Task instructions: Which lines below hold the word "MATERNITY"? Copy all of them.

Data listing:
▼

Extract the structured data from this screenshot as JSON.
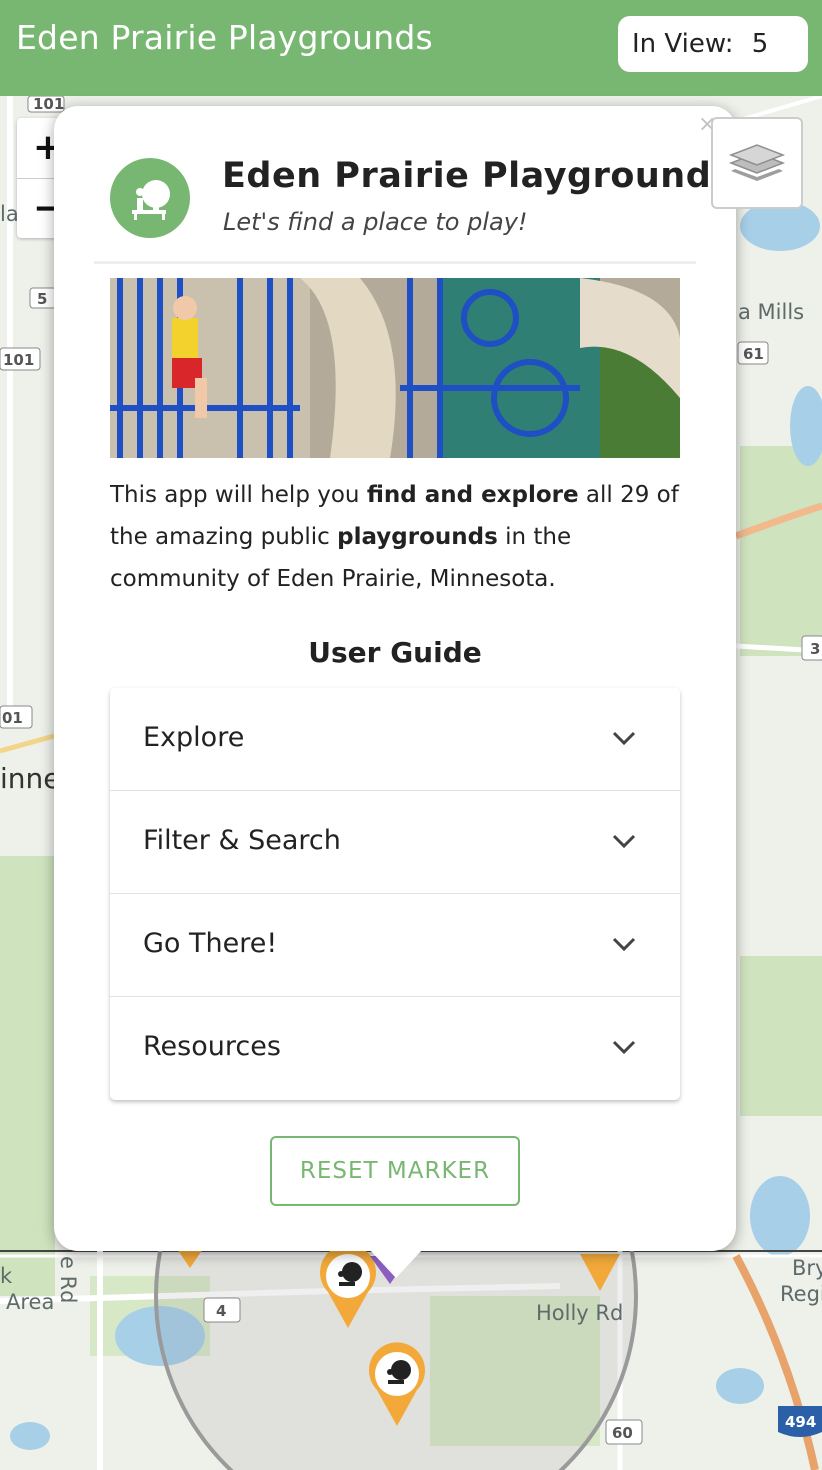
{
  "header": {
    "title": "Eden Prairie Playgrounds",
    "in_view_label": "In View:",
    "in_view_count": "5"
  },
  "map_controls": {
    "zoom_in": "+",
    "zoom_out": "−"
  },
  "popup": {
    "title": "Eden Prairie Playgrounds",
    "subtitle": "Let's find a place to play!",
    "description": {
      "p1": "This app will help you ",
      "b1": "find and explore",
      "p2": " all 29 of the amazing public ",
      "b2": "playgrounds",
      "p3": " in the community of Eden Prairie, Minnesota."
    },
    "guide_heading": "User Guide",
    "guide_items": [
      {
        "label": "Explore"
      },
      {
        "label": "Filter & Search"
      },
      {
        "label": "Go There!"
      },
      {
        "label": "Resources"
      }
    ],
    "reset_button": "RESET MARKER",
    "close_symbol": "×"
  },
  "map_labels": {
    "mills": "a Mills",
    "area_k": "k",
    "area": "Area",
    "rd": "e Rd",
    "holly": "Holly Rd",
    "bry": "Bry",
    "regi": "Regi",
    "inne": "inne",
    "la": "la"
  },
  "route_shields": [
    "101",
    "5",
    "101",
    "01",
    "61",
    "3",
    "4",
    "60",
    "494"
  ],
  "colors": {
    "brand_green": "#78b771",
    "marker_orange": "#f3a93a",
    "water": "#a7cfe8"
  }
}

▲
▼

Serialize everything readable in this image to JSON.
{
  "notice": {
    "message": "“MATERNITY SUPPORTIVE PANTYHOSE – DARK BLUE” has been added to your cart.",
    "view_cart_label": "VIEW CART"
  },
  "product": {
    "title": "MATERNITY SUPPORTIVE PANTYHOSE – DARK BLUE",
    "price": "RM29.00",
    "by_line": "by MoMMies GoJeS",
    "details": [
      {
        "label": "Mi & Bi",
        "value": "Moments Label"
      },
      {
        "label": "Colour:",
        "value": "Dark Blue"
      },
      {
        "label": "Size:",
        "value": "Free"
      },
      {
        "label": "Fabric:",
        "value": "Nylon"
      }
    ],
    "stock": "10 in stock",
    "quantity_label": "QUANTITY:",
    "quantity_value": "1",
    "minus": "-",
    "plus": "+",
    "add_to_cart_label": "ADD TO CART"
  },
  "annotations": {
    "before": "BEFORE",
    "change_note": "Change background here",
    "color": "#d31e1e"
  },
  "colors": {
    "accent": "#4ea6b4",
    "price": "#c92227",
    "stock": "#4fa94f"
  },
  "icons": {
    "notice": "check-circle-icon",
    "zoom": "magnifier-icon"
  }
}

▲

Answer below:
    "message": "“MATERNITY SUPPORTIVE PANTYHOSE – DARK BLUE” has been added to your cart.",
    "title": "MATERNITY SUPPORTIVE PANTYHOSE – DARK BLUE",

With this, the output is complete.